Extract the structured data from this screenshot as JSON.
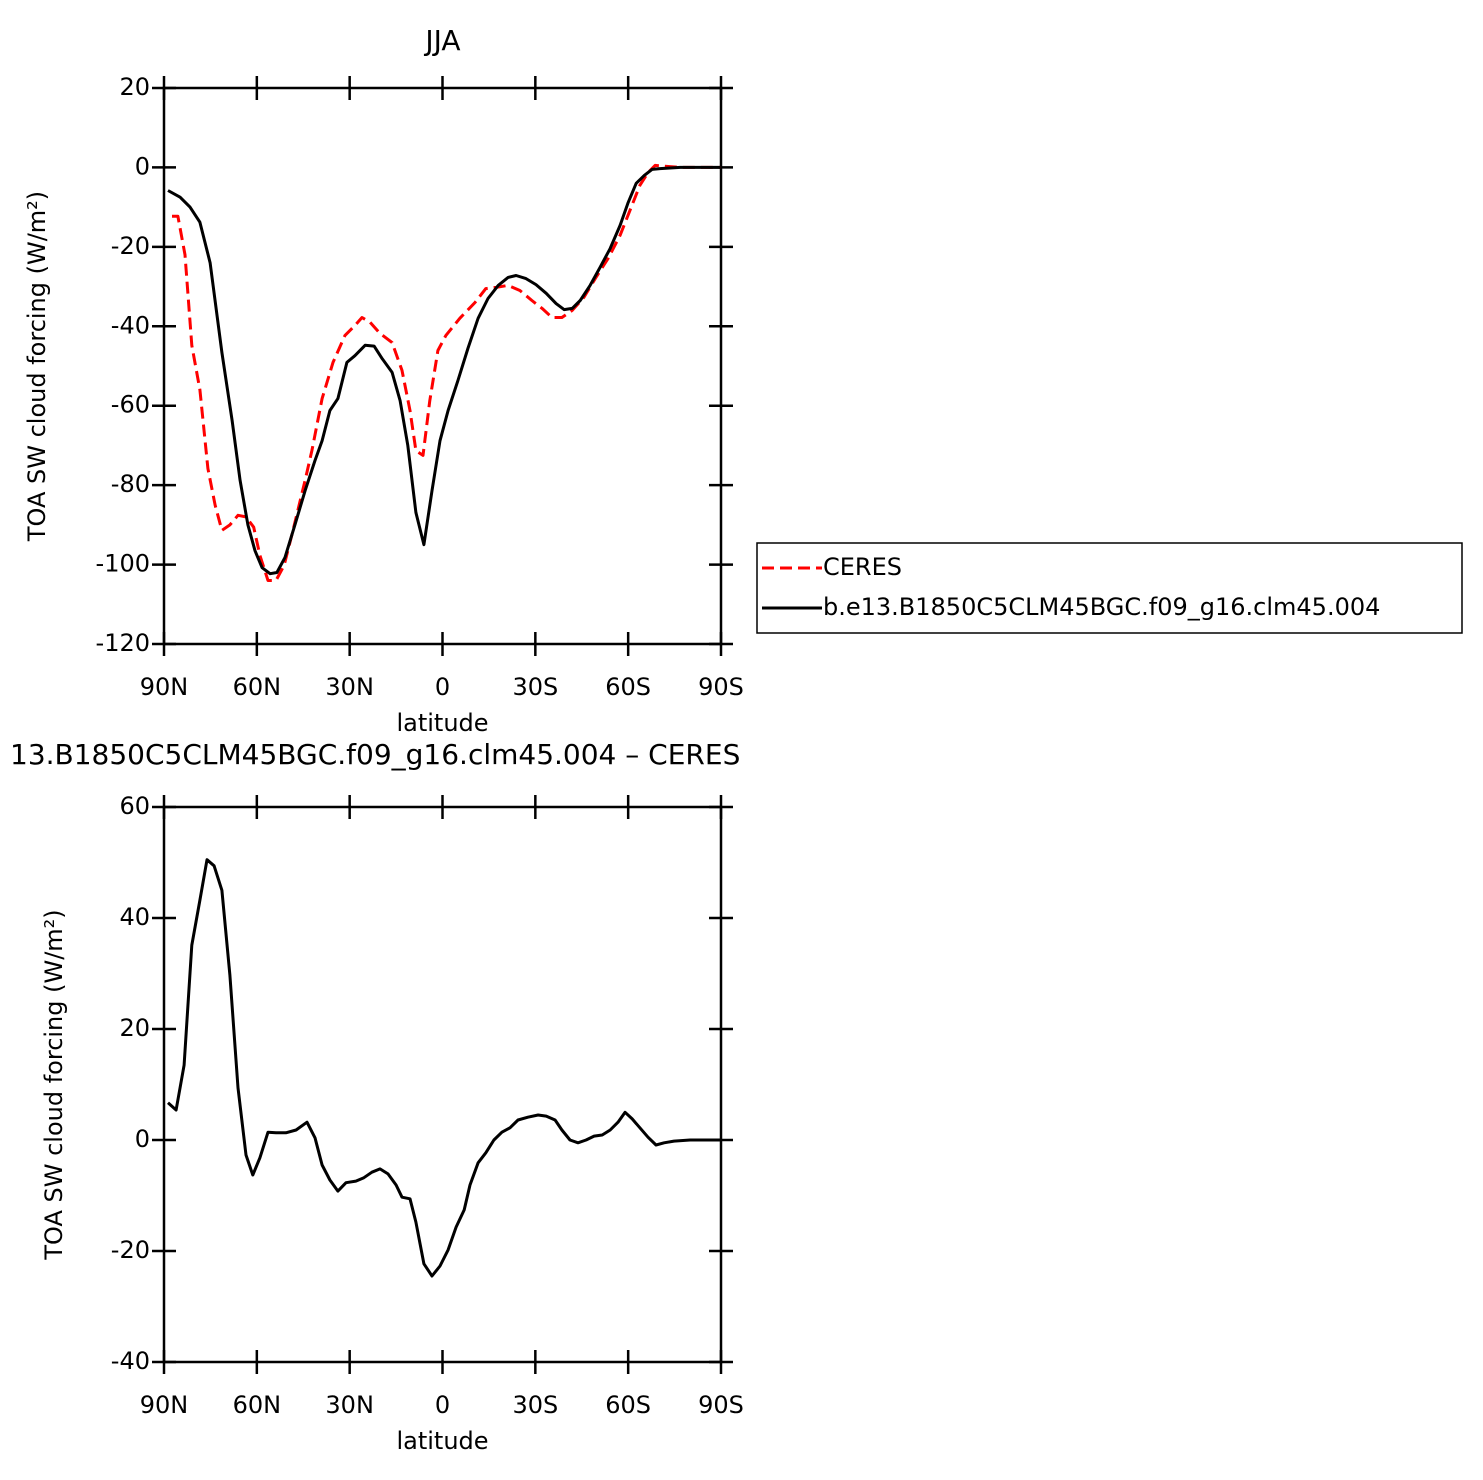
{
  "chart_data": [
    {
      "type": "line",
      "title": "JJA",
      "xlabel": "latitude",
      "ylabel": "TOA SW cloud forcing (W/m²)",
      "xlim": [
        90,
        -90
      ],
      "xticks": [
        {
          "value": 90,
          "label": "90N"
        },
        {
          "value": 60,
          "label": "60N"
        },
        {
          "value": 30,
          "label": "30N"
        },
        0,
        {
          "value": -30,
          "label": "30S"
        },
        {
          "value": -60,
          "label": "60S"
        },
        {
          "value": -90,
          "label": "90S"
        }
      ],
      "ylim": [
        -120,
        20
      ],
      "yticks": [
        -120,
        -100,
        -80,
        -60,
        -40,
        -20,
        0,
        20
      ],
      "legend": "right",
      "series": [
        {
          "name": "CERES",
          "color": "#ff0000",
          "linestyle": "dashed",
          "x": [
            87.4,
            85.5,
            83.2,
            81.0,
            78.4,
            75.8,
            73.5,
            71.3,
            68.7,
            66.1,
            63.5,
            61.0,
            59.0,
            56.4,
            53.8,
            51.2,
            48.3,
            44.4,
            42.2,
            38.9,
            35.4,
            31.5,
            28.3,
            26.0,
            23.4,
            20.2,
            16.3,
            13.1,
            10.5,
            8.6,
            6.3,
            4.1,
            1.5,
            -1.1,
            -5.6,
            -10.5,
            -14.0,
            -17.3,
            -21.2,
            -25.0,
            -28.9,
            -32.2,
            -35.4,
            -38.6,
            -41.9,
            -45.7,
            -49.6,
            -53.5,
            -57.4,
            -60.6,
            -63.8,
            -66.4,
            -68.7,
            -71.6,
            -76.8,
            -89.7
          ],
          "values": [
            -12.3,
            -12.3,
            -22,
            -44.8,
            -56,
            -75.8,
            -85,
            -91.4,
            -90,
            -87.6,
            -88,
            -90.6,
            -97.7,
            -104,
            -104,
            -100.2,
            -91.4,
            -78.8,
            -71.3,
            -58.2,
            -49.1,
            -42.3,
            -39.8,
            -37.8,
            -39,
            -41.8,
            -44.1,
            -51.1,
            -61.2,
            -71.3,
            -72.5,
            -58.7,
            -46.1,
            -42.3,
            -38,
            -34,
            -30.5,
            -30.2,
            -29.7,
            -31,
            -33.5,
            -35.5,
            -37.8,
            -37.8,
            -36,
            -32.7,
            -27.7,
            -22.9,
            -17.1,
            -10.8,
            -4.5,
            -1.3,
            0.5,
            0.3,
            0,
            0
          ]
        },
        {
          "name": "b.e13.B1850C5CLM45BGC.f09_g16.clm45.004",
          "color": "#000000",
          "linestyle": "solid",
          "x": [
            88.7,
            84.8,
            81.6,
            78.4,
            75.1,
            71.3,
            68.0,
            65.4,
            62.9,
            60.6,
            58.3,
            55.7,
            53.5,
            50.9,
            47.7,
            44.4,
            41.2,
            38.9,
            36.4,
            33.8,
            30.9,
            28.3,
            25.0,
            22.1,
            19.6,
            16.3,
            13.7,
            11.2,
            8.6,
            6.0,
            3.4,
            0.8,
            -1.8,
            -5.0,
            -8.2,
            -11.5,
            -14.7,
            -18.0,
            -21.2,
            -23.8,
            -27.0,
            -30.2,
            -33.5,
            -36.7,
            -39.3,
            -41.9,
            -44.5,
            -47.7,
            -50.9,
            -54.2,
            -57.4,
            -60.0,
            -62.6,
            -65.2,
            -67.7,
            -70.3,
            -76.8,
            -89.7
          ],
          "values": [
            -5.8,
            -7.5,
            -10,
            -13.8,
            -24,
            -46.6,
            -63.7,
            -78.8,
            -90,
            -96.5,
            -100.8,
            -102.3,
            -102,
            -98.2,
            -90,
            -81.4,
            -73.8,
            -68.8,
            -61.2,
            -58.2,
            -49.1,
            -47.4,
            -44.8,
            -45,
            -48,
            -51.6,
            -58.7,
            -70,
            -86.9,
            -95,
            -81.4,
            -68.8,
            -61.2,
            -53.6,
            -45.6,
            -38,
            -33,
            -29.7,
            -27.7,
            -27.2,
            -28,
            -29.5,
            -31.7,
            -34.3,
            -35.8,
            -35.5,
            -33.5,
            -29.7,
            -25.2,
            -20.4,
            -14.6,
            -8.8,
            -4,
            -2,
            -0.5,
            -0.3,
            0,
            0
          ]
        }
      ]
    },
    {
      "type": "line",
      "title": "13.B1850C5CLM45BGC.f09_g16.clm45.004 – CERES",
      "xlabel": "latitude",
      "ylabel": "TOA SW cloud forcing (W/m²)",
      "xlim": [
        90,
        -90
      ],
      "xticks": [
        {
          "value": 90,
          "label": "90N"
        },
        {
          "value": 60,
          "label": "60N"
        },
        {
          "value": 30,
          "label": "30N"
        },
        0,
        {
          "value": -30,
          "label": "30S"
        },
        {
          "value": -60,
          "label": "60S"
        },
        {
          "value": -90,
          "label": "90S"
        }
      ],
      "ylim": [
        -40,
        60
      ],
      "yticks": [
        -40,
        -20,
        0,
        20,
        40,
        60
      ],
      "series": [
        {
          "color": "#000000",
          "linestyle": "solid",
          "x": [
            88.7,
            86.1,
            83.5,
            81.0,
            78.4,
            76.1,
            73.8,
            71.3,
            68.7,
            66.1,
            63.5,
            61.3,
            59.0,
            56.4,
            53.8,
            50.6,
            47.3,
            43.8,
            41.2,
            38.9,
            36.4,
            33.8,
            31.2,
            28.0,
            25.4,
            22.8,
            20.2,
            17.6,
            15.0,
            13.1,
            10.5,
            8.6,
            6.0,
            3.4,
            0.8,
            -1.8,
            -4.4,
            -7.0,
            -8.9,
            -11.5,
            -14.0,
            -16.6,
            -19.2,
            -21.8,
            -24.4,
            -27.6,
            -30.9,
            -33.5,
            -36.4,
            -38.6,
            -41.2,
            -43.8,
            -46.4,
            -49.0,
            -51.6,
            -54.2,
            -56.7,
            -59.0,
            -61.3,
            -63.8,
            -66.4,
            -69.0,
            -71.6,
            -74.8,
            -80.0,
            -89.7
          ],
          "values": [
            6.7,
            5.4,
            13.5,
            35.1,
            43.2,
            50.5,
            49.4,
            45,
            29.7,
            9.4,
            -2.7,
            -6.3,
            -3.2,
            1.4,
            1.3,
            1.3,
            1.8,
            3.2,
            0.4,
            -4.5,
            -7.2,
            -9.2,
            -7.7,
            -7.4,
            -6.8,
            -5.8,
            -5.2,
            -6.1,
            -8.1,
            -10.3,
            -10.6,
            -14.8,
            -22.3,
            -24.5,
            -22.7,
            -19.8,
            -15.7,
            -12.6,
            -8.1,
            -4.1,
            -2.3,
            0,
            1.4,
            2.2,
            3.6,
            4.1,
            4.5,
            4.3,
            3.6,
            1.8,
            0,
            -0.5,
            0,
            0.7,
            0.9,
            1.8,
            3.2,
            5,
            3.8,
            2.2,
            0.5,
            -0.9,
            -0.5,
            -0.2,
            0,
            0
          ]
        }
      ]
    }
  ]
}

#### WHAT NEEDS TO BE DONE
Without including any pictures, output all the entries above exactly.

#### TASK SOLUTION
Extract the structured data from this screenshot as JSON.
{
  "chart_data": [
    {
      "type": "line",
      "title": "JJA",
      "xlabel": "latitude",
      "ylabel": "TOA SW cloud forcing (W/m²)",
      "xlim": [
        90,
        -90
      ],
      "xticks": [
        {
          "value": 90,
          "label": "90N"
        },
        {
          "value": 60,
          "label": "60N"
        },
        {
          "value": 30,
          "label": "30N"
        },
        0,
        {
          "value": -30,
          "label": "30S"
        },
        {
          "value": -60,
          "label": "60S"
        },
        {
          "value": -90,
          "label": "90S"
        }
      ],
      "ylim": [
        -120,
        20
      ],
      "yticks": [
        -120,
        -100,
        -80,
        -60,
        -40,
        -20,
        0,
        20
      ],
      "legend": "right",
      "series": [
        {
          "name": "CERES",
          "color": "#ff0000",
          "linestyle": "dashed",
          "x": [
            87.4,
            85.5,
            83.2,
            81.0,
            78.4,
            75.8,
            73.5,
            71.3,
            68.7,
            66.1,
            63.5,
            61.0,
            59.0,
            56.4,
            53.8,
            51.2,
            48.3,
            44.4,
            42.2,
            38.9,
            35.4,
            31.5,
            28.3,
            26.0,
            23.4,
            20.2,
            16.3,
            13.1,
            10.5,
            8.6,
            6.3,
            4.1,
            1.5,
            -1.1,
            -5.6,
            -10.5,
            -14.0,
            -17.3,
            -21.2,
            -25.0,
            -28.9,
            -32.2,
            -35.4,
            -38.6,
            -41.9,
            -45.7,
            -49.6,
            -53.5,
            -57.4,
            -60.6,
            -63.8,
            -66.4,
            -68.7,
            -71.6,
            -76.8,
            -89.7
          ],
          "values": [
            -12.3,
            -12.3,
            -22,
            -44.8,
            -56,
            -75.8,
            -85,
            -91.4,
            -90,
            -87.6,
            -88,
            -90.6,
            -97.7,
            -104,
            -104,
            -100.2,
            -91.4,
            -78.8,
            -71.3,
            -58.2,
            -49.1,
            -42.3,
            -39.8,
            -37.8,
            -39,
            -41.8,
            -44.1,
            -51.1,
            -61.2,
            -71.3,
            -72.5,
            -58.7,
            -46.1,
            -42.3,
            -38,
            -34,
            -30.5,
            -30.2,
            -29.7,
            -31,
            -33.5,
            -35.5,
            -37.8,
            -37.8,
            -36,
            -32.7,
            -27.7,
            -22.9,
            -17.1,
            -10.8,
            -4.5,
            -1.3,
            0.5,
            0.3,
            0,
            0
          ]
        },
        {
          "name": "b.e13.B1850C5CLM45BGC.f09_g16.clm45.004",
          "color": "#000000",
          "linestyle": "solid",
          "x": [
            88.7,
            84.8,
            81.6,
            78.4,
            75.1,
            71.3,
            68.0,
            65.4,
            62.9,
            60.6,
            58.3,
            55.7,
            53.5,
            50.9,
            47.7,
            44.4,
            41.2,
            38.9,
            36.4,
            33.8,
            30.9,
            28.3,
            25.0,
            22.1,
            19.6,
            16.3,
            13.7,
            11.2,
            8.6,
            6.0,
            3.4,
            0.8,
            -1.8,
            -5.0,
            -8.2,
            -11.5,
            -14.7,
            -18.0,
            -21.2,
            -23.8,
            -27.0,
            -30.2,
            -33.5,
            -36.7,
            -39.3,
            -41.9,
            -44.5,
            -47.7,
            -50.9,
            -54.2,
            -57.4,
            -60.0,
            -62.6,
            -65.2,
            -67.7,
            -70.3,
            -76.8,
            -89.7
          ],
          "values": [
            -5.8,
            -7.5,
            -10,
            -13.8,
            -24,
            -46.6,
            -63.7,
            -78.8,
            -90,
            -96.5,
            -100.8,
            -102.3,
            -102,
            -98.2,
            -90,
            -81.4,
            -73.8,
            -68.8,
            -61.2,
            -58.2,
            -49.1,
            -47.4,
            -44.8,
            -45,
            -48,
            -51.6,
            -58.7,
            -70,
            -86.9,
            -95,
            -81.4,
            -68.8,
            -61.2,
            -53.6,
            -45.6,
            -38,
            -33,
            -29.7,
            -27.7,
            -27.2,
            -28,
            -29.5,
            -31.7,
            -34.3,
            -35.8,
            -35.5,
            -33.5,
            -29.7,
            -25.2,
            -20.4,
            -14.6,
            -8.8,
            -4,
            -2,
            -0.5,
            -0.3,
            0,
            0
          ]
        }
      ]
    },
    {
      "type": "line",
      "title": "13.B1850C5CLM45BGC.f09_g16.clm45.004 – CERES",
      "xlabel": "latitude",
      "ylabel": "TOA SW cloud forcing (W/m²)",
      "xlim": [
        90,
        -90
      ],
      "xticks": [
        {
          "value": 90,
          "label": "90N"
        },
        {
          "value": 60,
          "label": "60N"
        },
        {
          "value": 30,
          "label": "30N"
        },
        0,
        {
          "value": -30,
          "label": "30S"
        },
        {
          "value": -60,
          "label": "60S"
        },
        {
          "value": -90,
          "label": "90S"
        }
      ],
      "ylim": [
        -40,
        60
      ],
      "yticks": [
        -40,
        -20,
        0,
        20,
        40,
        60
      ],
      "series": [
        {
          "color": "#000000",
          "linestyle": "solid",
          "x": [
            88.7,
            86.1,
            83.5,
            81.0,
            78.4,
            76.1,
            73.8,
            71.3,
            68.7,
            66.1,
            63.5,
            61.3,
            59.0,
            56.4,
            53.8,
            50.6,
            47.3,
            43.8,
            41.2,
            38.9,
            36.4,
            33.8,
            31.2,
            28.0,
            25.4,
            22.8,
            20.2,
            17.6,
            15.0,
            13.1,
            10.5,
            8.6,
            6.0,
            3.4,
            0.8,
            -1.8,
            -4.4,
            -7.0,
            -8.9,
            -11.5,
            -14.0,
            -16.6,
            -19.2,
            -21.8,
            -24.4,
            -27.6,
            -30.9,
            -33.5,
            -36.4,
            -38.6,
            -41.2,
            -43.8,
            -46.4,
            -49.0,
            -51.6,
            -54.2,
            -56.7,
            -59.0,
            -61.3,
            -63.8,
            -66.4,
            -69.0,
            -71.6,
            -74.8,
            -80.0,
            -89.7
          ],
          "values": [
            6.7,
            5.4,
            13.5,
            35.1,
            43.2,
            50.5,
            49.4,
            45,
            29.7,
            9.4,
            -2.7,
            -6.3,
            -3.2,
            1.4,
            1.3,
            1.3,
            1.8,
            3.2,
            0.4,
            -4.5,
            -7.2,
            -9.2,
            -7.7,
            -7.4,
            -6.8,
            -5.8,
            -5.2,
            -6.1,
            -8.1,
            -10.3,
            -10.6,
            -14.8,
            -22.3,
            -24.5,
            -22.7,
            -19.8,
            -15.7,
            -12.6,
            -8.1,
            -4.1,
            -2.3,
            0,
            1.4,
            2.2,
            3.6,
            4.1,
            4.5,
            4.3,
            3.6,
            1.8,
            0,
            -0.5,
            0,
            0.7,
            0.9,
            1.8,
            3.2,
            5,
            3.8,
            2.2,
            0.5,
            -0.9,
            -0.5,
            -0.2,
            0,
            0
          ]
        }
      ]
    }
  ]
}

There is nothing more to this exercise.